## EXERCISE INSTRUCTIONS:
Exclude any images and output the remaining records exactly.

********************

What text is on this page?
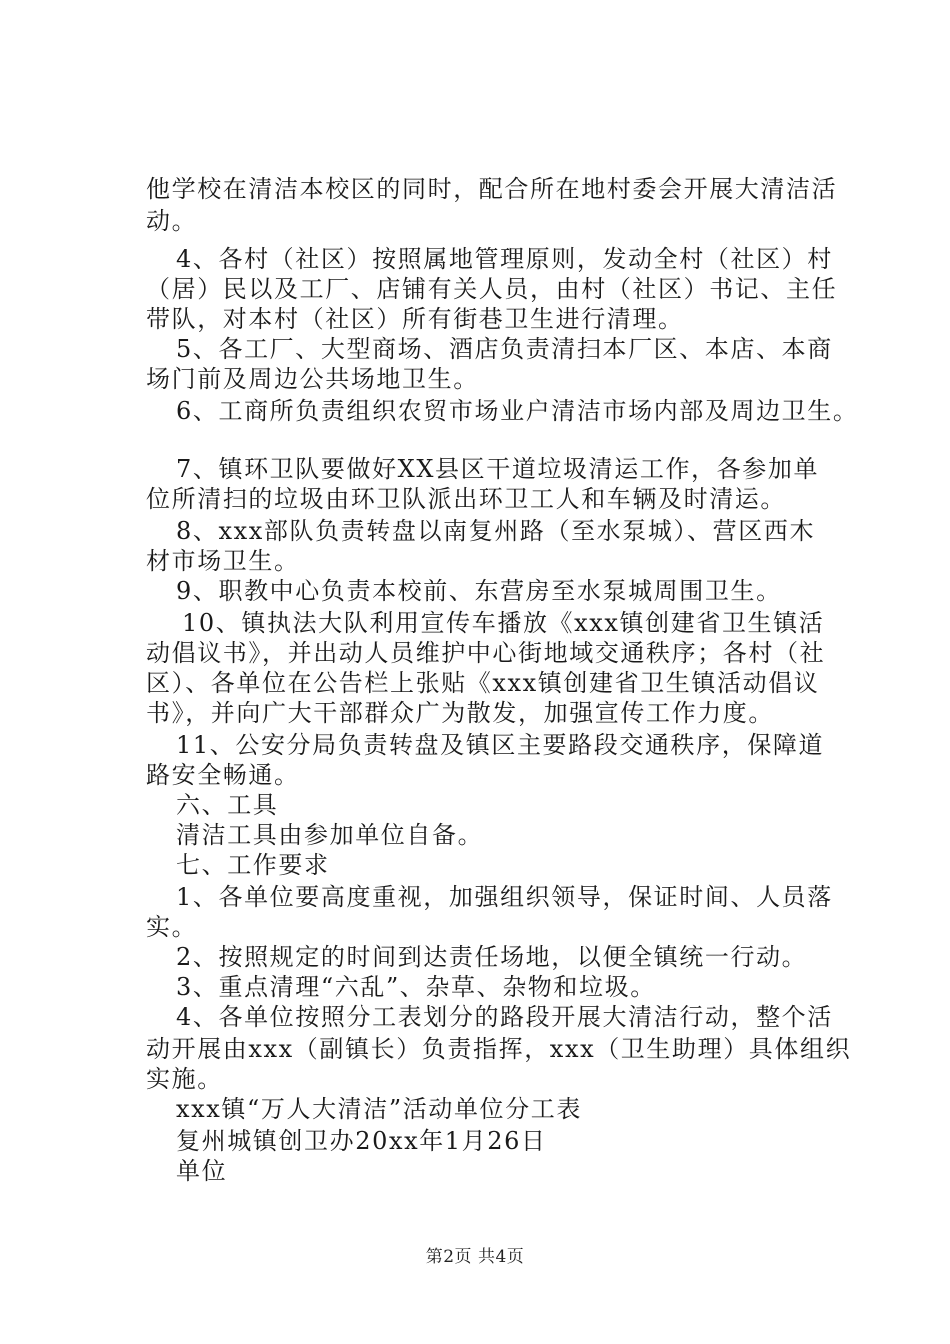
他学校在清洁本校区的同时，配合所在地村委会开展大清洁活
动。
4、各村（社区）按照属地管理原则，发动全村（社区）村
（居）民以及工厂、店铺有关人员，由村（社区）书记、主任
带队，对本村（社区）所有街巷卫生进行清理。
5、各工厂、大型商场、酒店负责清扫本厂区、本店、本商
场门前及周边公共场地卫生。
6、工商所负责组织农贸市场业户清洁市场内部及周边卫生。
7、镇环卫队要做好XX县区干道垃圾清运工作，各参加单
位所清扫的垃圾由环卫队派出环卫工人和车辆及时清运。
8、xxx部队负责转盘以南复州路（至水泵城）、营区西木
材市场卫生。
9、职教中心负责本校前、东营房至水泵城周围卫生。
10、镇执法大队利用宣传车播放《xxx镇创建省卫生镇活
动倡议书》，并出动人员维护中心街地域交通秩序；各村（社
区）、各单位在公告栏上张贴《xxx镇创建省卫生镇活动倡议
书》，并向广大干部群众广为散发，加强宣传工作力度。
11、公安分局负责转盘及镇区主要路段交通秩序，保障道
路安全畅通。
六、工具
清洁工具由参加单位自备。
七、工作要求
1、各单位要高度重视，加强组织领导，保证时间、人员落
实。
2、按照规定的时间到达责任场地，以便全镇统一行动。
3、重点清理“六乱”、杂草、杂物和垃圾。
4、各单位按照分工表划分的路段开展大清洁行动，整个活
动开展由xxx（副镇长）负责指挥，xxx（卫生助理）具体组织
实施。
xxx镇“万人大清洁”活动单位分工表
复州城镇创卫办20xx年1月26日
单位
第2页 共4页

********************

## ANSWER TO THIS TASK:
What text is on this page?
他学校在清洁本校区的同时，配合所在地村委会开展大清洁活
动。
4、各村（社区）按照属地管理原则，发动全村（社区）村
（居）民以及工厂、店铺有关人员，由村（社区）书记、主任
带队，对本村（社区）所有街巷卫生进行清理。
5、各工厂、大型商场、酒店负责清扫本厂区、本店、本商
场门前及周边公共场地卫生。
6、工商所负责组织农贸市场业户清洁市场内部及周边卫生。
7、镇环卫队要做好XX县区干道垃圾清运工作，各参加单
位所清扫的垃圾由环卫队派出环卫工人和车辆及时清运。
8、xxx部队负责转盘以南复州路（至水泵城）、营区西木
材市场卫生。
9、职教中心负责本校前、东营房至水泵城周围卫生。
10、镇执法大队利用宣传车播放《xxx镇创建省卫生镇活
动倡议书》，并出动人员维护中心街地域交通秩序；各村（社
区）、各单位在公告栏上张贴《xxx镇创建省卫生镇活动倡议
书》，并向广大干部群众广为散发，加强宣传工作力度。
11、公安分局负责转盘及镇区主要路段交通秩序，保障道
路安全畅通。
六、工具
清洁工具由参加单位自备。
七、工作要求
1、各单位要高度重视，加强组织领导，保证时间、人员落
实。
2、按照规定的时间到达责任场地，以便全镇统一行动。
3、重点清理“六乱”、杂草、杂物和垃圾。
4、各单位按照分工表划分的路段开展大清洁行动，整个活
动开展由xxx（副镇长）负责指挥，xxx（卫生助理）具体组织
实施。
xxx镇“万人大清洁”活动单位分工表
复州城镇创卫办20xx年1月26日
单位
第2页 共4页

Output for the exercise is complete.